*Your task*
Give the number of lines in this listing that contain "Sales", with no other words.

*Recorded information*
####################
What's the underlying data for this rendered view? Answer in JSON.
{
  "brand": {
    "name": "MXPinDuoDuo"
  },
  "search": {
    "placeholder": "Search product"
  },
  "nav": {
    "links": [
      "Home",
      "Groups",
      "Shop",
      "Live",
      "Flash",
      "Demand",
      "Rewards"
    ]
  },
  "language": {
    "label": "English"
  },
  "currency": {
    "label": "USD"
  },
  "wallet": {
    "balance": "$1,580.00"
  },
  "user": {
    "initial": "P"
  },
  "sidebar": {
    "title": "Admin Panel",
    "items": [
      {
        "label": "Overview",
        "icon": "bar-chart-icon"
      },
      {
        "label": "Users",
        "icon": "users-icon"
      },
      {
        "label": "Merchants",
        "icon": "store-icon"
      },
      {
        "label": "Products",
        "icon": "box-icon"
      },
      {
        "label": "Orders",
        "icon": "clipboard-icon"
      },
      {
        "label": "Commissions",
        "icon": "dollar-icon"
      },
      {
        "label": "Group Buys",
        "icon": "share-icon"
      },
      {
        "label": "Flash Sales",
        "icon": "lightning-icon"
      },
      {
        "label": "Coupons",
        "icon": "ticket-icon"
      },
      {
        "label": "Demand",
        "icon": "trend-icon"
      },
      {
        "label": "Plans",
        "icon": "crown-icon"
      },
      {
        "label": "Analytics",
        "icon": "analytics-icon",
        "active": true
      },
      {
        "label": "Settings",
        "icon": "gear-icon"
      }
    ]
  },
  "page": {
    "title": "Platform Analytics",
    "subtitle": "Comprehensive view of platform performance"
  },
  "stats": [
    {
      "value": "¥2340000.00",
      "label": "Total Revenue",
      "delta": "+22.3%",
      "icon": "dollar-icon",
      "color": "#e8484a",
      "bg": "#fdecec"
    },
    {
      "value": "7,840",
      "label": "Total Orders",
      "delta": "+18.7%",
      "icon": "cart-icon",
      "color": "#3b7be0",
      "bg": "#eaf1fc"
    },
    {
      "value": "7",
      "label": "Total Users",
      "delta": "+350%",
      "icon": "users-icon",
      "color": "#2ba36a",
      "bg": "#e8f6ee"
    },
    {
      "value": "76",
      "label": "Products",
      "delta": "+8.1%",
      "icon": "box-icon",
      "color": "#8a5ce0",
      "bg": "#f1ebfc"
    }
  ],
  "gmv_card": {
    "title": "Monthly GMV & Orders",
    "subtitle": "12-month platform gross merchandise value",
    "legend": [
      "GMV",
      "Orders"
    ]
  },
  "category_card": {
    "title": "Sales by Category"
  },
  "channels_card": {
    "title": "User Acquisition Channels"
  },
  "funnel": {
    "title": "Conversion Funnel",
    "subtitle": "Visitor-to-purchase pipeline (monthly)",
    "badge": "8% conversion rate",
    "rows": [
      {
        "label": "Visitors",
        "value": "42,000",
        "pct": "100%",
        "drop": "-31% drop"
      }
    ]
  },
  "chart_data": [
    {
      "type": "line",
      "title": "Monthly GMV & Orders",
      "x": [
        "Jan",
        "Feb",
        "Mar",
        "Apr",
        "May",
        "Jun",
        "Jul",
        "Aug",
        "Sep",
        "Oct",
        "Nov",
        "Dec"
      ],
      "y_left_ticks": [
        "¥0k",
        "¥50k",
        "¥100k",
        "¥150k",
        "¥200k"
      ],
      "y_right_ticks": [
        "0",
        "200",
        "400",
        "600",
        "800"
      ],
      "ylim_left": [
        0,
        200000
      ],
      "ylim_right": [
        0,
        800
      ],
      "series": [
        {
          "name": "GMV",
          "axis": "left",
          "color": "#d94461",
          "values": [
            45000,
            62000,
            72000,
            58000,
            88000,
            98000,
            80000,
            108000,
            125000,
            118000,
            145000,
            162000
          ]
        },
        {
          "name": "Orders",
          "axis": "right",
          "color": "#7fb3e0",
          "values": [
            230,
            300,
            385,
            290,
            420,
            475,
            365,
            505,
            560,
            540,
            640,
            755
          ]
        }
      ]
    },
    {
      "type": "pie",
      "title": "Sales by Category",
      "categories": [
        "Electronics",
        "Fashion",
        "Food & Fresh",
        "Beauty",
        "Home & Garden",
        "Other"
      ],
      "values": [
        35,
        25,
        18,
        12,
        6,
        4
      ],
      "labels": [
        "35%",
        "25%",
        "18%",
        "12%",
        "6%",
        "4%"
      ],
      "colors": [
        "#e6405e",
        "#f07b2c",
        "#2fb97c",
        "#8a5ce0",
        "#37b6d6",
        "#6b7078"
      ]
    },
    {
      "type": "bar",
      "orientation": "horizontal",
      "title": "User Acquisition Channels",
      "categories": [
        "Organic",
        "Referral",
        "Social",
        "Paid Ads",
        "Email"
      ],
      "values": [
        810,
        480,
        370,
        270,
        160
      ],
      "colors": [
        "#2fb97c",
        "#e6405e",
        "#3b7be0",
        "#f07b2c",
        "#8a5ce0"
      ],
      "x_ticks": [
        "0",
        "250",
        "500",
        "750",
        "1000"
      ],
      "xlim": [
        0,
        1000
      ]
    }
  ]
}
####################
*Written answer*
3